(DIRECTIVE): Restate all of the data exactly.

(INPUT MATERIAL):
>>>>>
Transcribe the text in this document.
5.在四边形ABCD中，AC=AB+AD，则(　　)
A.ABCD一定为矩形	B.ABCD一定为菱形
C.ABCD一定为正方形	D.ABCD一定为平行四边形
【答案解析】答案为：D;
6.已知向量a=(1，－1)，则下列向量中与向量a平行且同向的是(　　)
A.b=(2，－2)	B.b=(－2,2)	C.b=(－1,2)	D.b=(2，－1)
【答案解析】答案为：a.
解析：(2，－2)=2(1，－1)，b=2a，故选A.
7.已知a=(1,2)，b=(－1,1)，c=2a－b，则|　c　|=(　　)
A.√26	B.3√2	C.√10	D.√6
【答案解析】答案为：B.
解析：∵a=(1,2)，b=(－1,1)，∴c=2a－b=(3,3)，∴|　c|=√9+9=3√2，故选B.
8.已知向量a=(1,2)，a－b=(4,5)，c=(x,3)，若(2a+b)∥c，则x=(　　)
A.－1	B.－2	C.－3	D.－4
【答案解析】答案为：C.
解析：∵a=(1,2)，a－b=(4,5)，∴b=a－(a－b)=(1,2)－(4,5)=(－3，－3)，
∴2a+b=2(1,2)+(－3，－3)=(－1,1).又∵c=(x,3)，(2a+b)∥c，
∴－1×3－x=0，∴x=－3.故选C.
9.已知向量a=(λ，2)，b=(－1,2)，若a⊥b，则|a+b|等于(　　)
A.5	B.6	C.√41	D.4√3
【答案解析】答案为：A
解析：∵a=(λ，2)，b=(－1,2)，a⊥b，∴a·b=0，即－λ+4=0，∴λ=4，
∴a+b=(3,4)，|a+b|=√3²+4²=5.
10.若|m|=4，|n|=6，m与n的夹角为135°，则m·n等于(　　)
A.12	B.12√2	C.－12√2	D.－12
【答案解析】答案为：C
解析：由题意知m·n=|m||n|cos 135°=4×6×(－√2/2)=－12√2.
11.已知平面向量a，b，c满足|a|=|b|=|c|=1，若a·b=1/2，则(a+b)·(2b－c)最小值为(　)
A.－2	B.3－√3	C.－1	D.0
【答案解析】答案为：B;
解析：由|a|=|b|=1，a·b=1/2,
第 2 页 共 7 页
<<<<<
(EXERCISE ANSWER):
Transcribe the text in this document.
5.在四边形ABCD中，AC=AB+AD，则(　　)
A.ABCD一定为矩形	B.ABCD一定为菱形
C.ABCD一定为正方形	D.ABCD一定为平行四边形
【答案解析】答案为：D;
6.已知向量a=(1，－1)，则下列向量中与向量a平行且同向的是(　　)
A.b=(2，－2)	B.b=(－2,2)	C.b=(－1,2)	D.b=(2，－1)
【答案解析】答案为：a.
解析：(2，－2)=2(1，－1)，b=2a，故选A.
7.已知a=(1,2)，b=(－1,1)，c=2a－b，则|　c　|=(　　)
A.√26	B.3√2	C.√10	D.√6
【答案解析】答案为：B.
解析：∵a=(1,2)，b=(－1,1)，∴c=2a－b=(3,3)，∴|　c|=√9+9=3√2，故选B.
8.已知向量a=(1,2)，a－b=(4,5)，c=(x,3)，若(2a+b)∥c，则x=(　　)
A.－1	B.－2	C.－3	D.－4
【答案解析】答案为：C.
解析：∵a=(1,2)，a－b=(4,5)，∴b=a－(a－b)=(1,2)－(4,5)=(－3，－3)，
∴2a+b=2(1,2)+(－3，－3)=(－1,1).又∵c=(x,3)，(2a+b)∥c，
∴－1×3－x=0，∴x=－3.故选C.
9.已知向量a=(λ，2)，b=(－1,2)，若a⊥b，则|a+b|等于(　　)
A.5	B.6	C.√41	D.4√3
【答案解析】答案为：A
解析：∵a=(λ，2)，b=(－1,2)，a⊥b，∴a·b=0，即－λ+4=0，∴λ=4，
∴a+b=(3,4)，|a+b|=√3²+4²=5.
10.若|m|=4，|n|=6，m与n的夹角为135°，则m·n等于(　　)
A.12	B.12√2	C.－12√2	D.－12
【答案解析】答案为：C
解析：由题意知m·n=|m||n|cos 135°=4×6×(－√2/2)=－12√2.
11.已知平面向量a，b，c满足|a|=|b|=|c|=1，若a·b=1/2，则(a+b)·(2b－c)最小值为(　)
A.－2	B.3－√3	C.－1	D.0
【答案解析】答案为：B;
解析：由|a|=|b|=1，a·b=1/2,
第 2 页 共 7 页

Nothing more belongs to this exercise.